STATED PROBLEM:
Leave out the pictures and copy every record exactly.

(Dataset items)

◇ ◇ ◇ ◇ ◇

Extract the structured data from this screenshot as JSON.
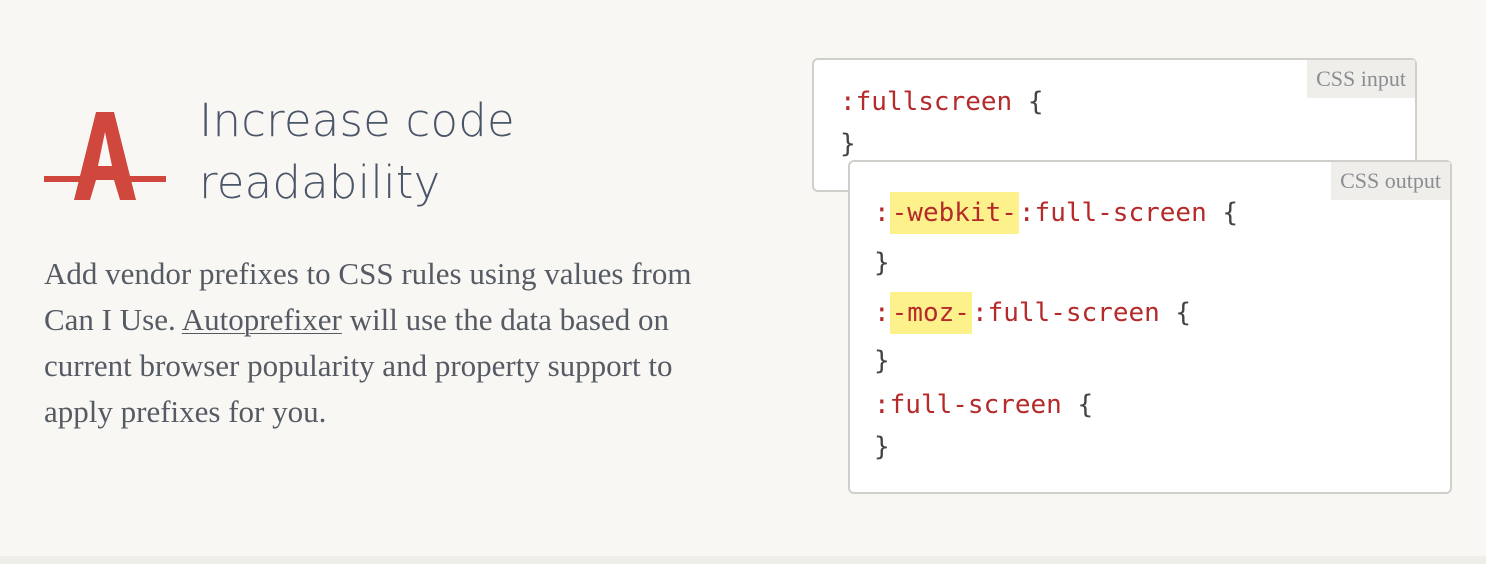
{
  "feature": {
    "title_line1": "Increase code",
    "title_line2": "readability",
    "description_before": "Add vendor prefixes to CSS rules using values from Can I Use. ",
    "description_link": "Autoprefixer",
    "description_after": " will use the data based on current browser popularity and property support to apply prefixes for you."
  },
  "colors": {
    "logo": "#d0473e",
    "selector": "#b52a2a",
    "prefix_highlight": "#fdf18b",
    "heading": "#4a5568",
    "background": "#f8f7f4"
  },
  "input_panel": {
    "label": "CSS input",
    "lines": [
      {
        "selector": ":fullscreen",
        "open": " {"
      },
      {
        "close": "}"
      }
    ]
  },
  "output_panel": {
    "label": "CSS output",
    "rules": [
      {
        "colon": ":",
        "prefix": "-webkit-",
        "rest": ":full-screen",
        "open": " {",
        "close": "}"
      },
      {
        "colon": ":",
        "prefix": "-moz-",
        "rest": ":full-screen",
        "open": " {",
        "close": "}"
      },
      {
        "colon": "",
        "prefix": "",
        "rest": ":full-screen",
        "open": " {",
        "close": "}"
      }
    ]
  },
  "icons": {
    "logo": "autoprefixer-logo-icon"
  }
}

◇ ◇ ◇ ◇ ◇

EXERCISE RESPONSE:
Extract the structured data from this screenshot as JSON.
{
  "feature": {
    "title_line1": "Increase code",
    "title_line2": "readability",
    "description_before": "Add vendor prefixes to CSS rules using values from Can I Use. ",
    "description_link": "Autoprefixer",
    "description_after": " will use the data based on current browser popularity and property support to apply prefixes for you."
  },
  "colors": {
    "logo": "#d0473e",
    "selector": "#b52a2a",
    "prefix_highlight": "#fdf18b",
    "heading": "#4a5568",
    "background": "#f8f7f4"
  },
  "input_panel": {
    "label": "CSS input",
    "lines": [
      {
        "selector": ":fullscreen",
        "open": " {"
      },
      {
        "close": "}"
      }
    ]
  },
  "output_panel": {
    "label": "CSS output",
    "rules": [
      {
        "colon": ":",
        "prefix": "-webkit-",
        "rest": ":full-screen",
        "open": " {",
        "close": "}"
      },
      {
        "colon": ":",
        "prefix": "-moz-",
        "rest": ":full-screen",
        "open": " {",
        "close": "}"
      },
      {
        "colon": "",
        "prefix": "",
        "rest": ":full-screen",
        "open": " {",
        "close": "}"
      }
    ]
  },
  "icons": {
    "logo": "autoprefixer-logo-icon"
  }
}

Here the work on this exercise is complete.